Extracted data entries
▶

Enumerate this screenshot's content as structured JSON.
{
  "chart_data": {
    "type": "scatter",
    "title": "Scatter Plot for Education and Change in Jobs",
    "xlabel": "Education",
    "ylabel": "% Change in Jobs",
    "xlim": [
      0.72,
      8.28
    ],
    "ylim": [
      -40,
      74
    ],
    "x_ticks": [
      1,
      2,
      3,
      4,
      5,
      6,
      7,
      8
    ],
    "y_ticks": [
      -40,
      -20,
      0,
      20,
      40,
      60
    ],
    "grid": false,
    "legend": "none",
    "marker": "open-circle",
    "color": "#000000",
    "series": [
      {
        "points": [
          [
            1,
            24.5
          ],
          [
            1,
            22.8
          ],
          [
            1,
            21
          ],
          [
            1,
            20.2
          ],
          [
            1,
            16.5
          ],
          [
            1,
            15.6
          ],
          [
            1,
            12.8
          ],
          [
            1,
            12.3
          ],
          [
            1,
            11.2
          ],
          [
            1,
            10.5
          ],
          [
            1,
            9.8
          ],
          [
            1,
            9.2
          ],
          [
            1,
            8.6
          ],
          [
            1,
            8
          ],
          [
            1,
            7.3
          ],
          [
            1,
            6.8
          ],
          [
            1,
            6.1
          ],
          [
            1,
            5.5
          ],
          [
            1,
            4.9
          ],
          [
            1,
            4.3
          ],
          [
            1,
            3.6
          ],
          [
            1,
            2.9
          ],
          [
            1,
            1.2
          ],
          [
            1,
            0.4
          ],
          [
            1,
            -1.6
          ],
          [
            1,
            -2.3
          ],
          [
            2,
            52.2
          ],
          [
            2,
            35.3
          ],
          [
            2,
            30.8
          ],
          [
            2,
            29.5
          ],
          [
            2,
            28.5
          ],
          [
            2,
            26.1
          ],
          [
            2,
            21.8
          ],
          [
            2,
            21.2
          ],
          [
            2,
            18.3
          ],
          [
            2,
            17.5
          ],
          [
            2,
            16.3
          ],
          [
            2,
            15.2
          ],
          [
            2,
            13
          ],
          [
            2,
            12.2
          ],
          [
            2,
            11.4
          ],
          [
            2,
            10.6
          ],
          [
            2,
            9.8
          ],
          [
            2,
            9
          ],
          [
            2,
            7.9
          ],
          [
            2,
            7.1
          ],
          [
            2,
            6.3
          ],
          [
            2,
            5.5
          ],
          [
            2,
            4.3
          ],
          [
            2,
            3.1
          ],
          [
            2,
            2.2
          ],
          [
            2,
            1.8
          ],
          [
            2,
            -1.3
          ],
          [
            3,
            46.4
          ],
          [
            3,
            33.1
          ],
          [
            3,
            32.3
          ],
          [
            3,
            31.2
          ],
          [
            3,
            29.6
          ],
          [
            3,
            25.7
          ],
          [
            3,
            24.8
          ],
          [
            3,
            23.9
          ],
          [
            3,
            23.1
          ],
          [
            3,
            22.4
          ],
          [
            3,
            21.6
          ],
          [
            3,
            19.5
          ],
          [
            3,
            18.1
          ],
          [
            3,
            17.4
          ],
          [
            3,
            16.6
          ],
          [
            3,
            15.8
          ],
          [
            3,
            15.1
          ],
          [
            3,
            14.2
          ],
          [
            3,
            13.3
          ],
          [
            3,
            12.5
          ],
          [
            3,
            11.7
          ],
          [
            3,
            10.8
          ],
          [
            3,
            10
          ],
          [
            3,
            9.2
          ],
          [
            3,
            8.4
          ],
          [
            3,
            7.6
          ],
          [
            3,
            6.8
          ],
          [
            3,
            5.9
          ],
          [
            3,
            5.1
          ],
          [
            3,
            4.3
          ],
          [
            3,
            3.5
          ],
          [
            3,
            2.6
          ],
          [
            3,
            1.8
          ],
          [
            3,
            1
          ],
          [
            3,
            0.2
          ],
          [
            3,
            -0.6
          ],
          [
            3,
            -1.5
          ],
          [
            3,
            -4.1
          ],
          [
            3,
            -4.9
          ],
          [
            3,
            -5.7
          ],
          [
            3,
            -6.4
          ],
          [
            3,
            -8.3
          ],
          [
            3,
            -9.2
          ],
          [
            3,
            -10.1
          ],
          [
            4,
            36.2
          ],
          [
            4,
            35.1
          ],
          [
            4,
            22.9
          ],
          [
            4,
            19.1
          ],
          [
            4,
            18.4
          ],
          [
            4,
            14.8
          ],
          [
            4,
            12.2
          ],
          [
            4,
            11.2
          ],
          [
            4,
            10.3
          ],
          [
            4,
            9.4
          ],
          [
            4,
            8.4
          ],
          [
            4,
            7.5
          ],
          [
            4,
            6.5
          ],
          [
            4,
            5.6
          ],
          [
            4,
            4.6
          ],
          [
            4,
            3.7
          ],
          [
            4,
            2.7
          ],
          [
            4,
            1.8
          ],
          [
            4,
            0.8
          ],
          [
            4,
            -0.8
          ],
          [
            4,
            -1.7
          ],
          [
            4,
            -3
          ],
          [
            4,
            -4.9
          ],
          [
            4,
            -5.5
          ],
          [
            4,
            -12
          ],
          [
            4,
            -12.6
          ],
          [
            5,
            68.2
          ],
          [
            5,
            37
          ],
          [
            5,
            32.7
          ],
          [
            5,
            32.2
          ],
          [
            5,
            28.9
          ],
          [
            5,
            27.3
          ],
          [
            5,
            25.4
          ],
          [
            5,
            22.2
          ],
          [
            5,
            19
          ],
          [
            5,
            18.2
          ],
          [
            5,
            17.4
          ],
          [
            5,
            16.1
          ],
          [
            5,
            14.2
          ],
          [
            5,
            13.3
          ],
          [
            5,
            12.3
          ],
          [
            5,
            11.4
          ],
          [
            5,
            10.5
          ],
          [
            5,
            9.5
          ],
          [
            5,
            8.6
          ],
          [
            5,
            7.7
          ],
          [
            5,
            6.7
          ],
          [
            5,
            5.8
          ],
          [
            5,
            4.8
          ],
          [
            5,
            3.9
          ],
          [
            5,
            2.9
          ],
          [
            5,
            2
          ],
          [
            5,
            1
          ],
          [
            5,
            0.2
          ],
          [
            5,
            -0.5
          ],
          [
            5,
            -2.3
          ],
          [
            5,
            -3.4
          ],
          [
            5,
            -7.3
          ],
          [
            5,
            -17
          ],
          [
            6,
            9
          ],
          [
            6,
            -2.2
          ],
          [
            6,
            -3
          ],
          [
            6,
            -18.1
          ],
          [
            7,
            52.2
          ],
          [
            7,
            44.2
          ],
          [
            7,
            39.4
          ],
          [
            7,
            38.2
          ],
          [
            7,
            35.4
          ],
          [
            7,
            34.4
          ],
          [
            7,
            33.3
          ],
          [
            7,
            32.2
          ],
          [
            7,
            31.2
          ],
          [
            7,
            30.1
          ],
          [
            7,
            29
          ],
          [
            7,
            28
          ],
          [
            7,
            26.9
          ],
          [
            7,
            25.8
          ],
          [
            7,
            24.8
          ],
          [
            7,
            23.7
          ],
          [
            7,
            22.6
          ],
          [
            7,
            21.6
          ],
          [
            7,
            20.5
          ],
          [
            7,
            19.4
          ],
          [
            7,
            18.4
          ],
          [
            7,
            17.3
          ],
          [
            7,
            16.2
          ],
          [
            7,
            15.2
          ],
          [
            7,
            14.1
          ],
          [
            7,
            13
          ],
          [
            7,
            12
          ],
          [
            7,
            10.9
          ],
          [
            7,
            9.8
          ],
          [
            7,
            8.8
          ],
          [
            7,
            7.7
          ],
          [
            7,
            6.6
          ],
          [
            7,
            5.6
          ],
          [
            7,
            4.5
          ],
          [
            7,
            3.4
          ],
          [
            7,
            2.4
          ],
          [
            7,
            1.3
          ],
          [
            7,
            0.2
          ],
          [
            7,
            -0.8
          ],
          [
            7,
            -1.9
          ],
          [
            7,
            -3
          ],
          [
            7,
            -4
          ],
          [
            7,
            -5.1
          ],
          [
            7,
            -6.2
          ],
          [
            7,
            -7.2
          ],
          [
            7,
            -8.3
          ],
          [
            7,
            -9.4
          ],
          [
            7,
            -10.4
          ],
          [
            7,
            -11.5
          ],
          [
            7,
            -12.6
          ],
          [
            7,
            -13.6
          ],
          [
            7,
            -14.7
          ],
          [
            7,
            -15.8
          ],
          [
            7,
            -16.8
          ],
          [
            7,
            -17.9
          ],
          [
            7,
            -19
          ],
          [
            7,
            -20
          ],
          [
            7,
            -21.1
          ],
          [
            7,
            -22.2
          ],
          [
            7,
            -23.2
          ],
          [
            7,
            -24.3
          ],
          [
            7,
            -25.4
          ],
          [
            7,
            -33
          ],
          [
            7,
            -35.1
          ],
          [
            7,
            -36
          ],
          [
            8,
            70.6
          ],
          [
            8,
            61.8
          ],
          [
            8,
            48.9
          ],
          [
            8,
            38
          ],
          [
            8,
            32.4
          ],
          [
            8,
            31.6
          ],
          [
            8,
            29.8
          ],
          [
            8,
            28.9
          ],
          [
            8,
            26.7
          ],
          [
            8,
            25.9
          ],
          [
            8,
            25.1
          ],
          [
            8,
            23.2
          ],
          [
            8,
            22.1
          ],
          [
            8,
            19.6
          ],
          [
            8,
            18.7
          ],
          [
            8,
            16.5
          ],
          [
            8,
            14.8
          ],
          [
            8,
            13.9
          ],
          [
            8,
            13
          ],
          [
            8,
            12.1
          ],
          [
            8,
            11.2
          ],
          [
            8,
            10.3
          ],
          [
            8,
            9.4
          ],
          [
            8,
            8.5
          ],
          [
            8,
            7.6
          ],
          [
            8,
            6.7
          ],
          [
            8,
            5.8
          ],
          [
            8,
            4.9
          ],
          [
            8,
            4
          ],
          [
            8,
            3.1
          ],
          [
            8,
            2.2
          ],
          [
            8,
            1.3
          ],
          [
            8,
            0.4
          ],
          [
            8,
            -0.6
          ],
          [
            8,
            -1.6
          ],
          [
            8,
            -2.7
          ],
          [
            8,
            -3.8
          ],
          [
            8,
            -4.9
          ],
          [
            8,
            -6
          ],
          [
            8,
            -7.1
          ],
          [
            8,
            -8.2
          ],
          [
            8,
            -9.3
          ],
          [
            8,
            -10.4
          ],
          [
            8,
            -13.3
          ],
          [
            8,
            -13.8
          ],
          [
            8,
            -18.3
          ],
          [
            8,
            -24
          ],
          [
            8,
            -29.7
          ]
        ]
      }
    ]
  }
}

◀

**Exercise:** Show every line in the records above that contains the word "Education".

**Exercise result:**
    "title": "Scatter Plot for Education and Change in Jobs",
    "xlabel": "Education",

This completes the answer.